» OBJECTIVE
Check each line of the records below for the word "Show" and copy those where it appears.

» Data entries

========================================

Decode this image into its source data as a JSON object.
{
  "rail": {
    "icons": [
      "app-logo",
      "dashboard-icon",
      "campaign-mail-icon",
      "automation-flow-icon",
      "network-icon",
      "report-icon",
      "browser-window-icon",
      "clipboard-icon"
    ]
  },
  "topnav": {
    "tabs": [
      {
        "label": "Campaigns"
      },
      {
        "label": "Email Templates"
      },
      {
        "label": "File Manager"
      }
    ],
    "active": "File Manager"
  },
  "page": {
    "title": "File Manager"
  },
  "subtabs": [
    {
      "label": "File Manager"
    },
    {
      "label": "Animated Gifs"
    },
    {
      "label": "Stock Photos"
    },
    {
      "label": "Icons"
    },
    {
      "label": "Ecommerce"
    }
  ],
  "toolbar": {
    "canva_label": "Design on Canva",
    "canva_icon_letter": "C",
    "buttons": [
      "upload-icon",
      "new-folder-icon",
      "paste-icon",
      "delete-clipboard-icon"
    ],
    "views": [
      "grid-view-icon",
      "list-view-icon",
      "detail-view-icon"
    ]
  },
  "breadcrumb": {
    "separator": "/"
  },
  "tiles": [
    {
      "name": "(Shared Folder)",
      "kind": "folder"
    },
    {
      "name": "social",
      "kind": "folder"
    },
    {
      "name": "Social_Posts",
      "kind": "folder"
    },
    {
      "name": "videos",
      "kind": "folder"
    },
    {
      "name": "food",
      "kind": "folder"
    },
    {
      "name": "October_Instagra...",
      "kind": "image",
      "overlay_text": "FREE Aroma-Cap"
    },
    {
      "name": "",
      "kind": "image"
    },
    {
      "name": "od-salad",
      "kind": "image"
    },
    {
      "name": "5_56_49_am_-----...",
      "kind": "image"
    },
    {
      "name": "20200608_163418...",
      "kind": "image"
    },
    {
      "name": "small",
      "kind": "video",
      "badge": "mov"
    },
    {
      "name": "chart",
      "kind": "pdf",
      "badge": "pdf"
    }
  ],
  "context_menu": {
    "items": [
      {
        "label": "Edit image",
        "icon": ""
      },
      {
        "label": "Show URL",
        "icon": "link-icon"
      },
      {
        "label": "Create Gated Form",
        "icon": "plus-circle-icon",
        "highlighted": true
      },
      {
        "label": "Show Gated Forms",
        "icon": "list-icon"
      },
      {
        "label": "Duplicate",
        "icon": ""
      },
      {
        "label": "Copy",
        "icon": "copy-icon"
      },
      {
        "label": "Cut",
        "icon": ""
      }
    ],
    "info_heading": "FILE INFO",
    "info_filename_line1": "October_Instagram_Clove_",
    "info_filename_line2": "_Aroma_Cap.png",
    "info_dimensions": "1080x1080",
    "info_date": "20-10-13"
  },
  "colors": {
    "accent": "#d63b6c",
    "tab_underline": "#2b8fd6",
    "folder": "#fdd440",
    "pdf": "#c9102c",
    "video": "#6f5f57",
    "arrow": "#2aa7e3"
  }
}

========================================

» RESULT
        "label": "Show URL",
        "label": "Show Gated Forms",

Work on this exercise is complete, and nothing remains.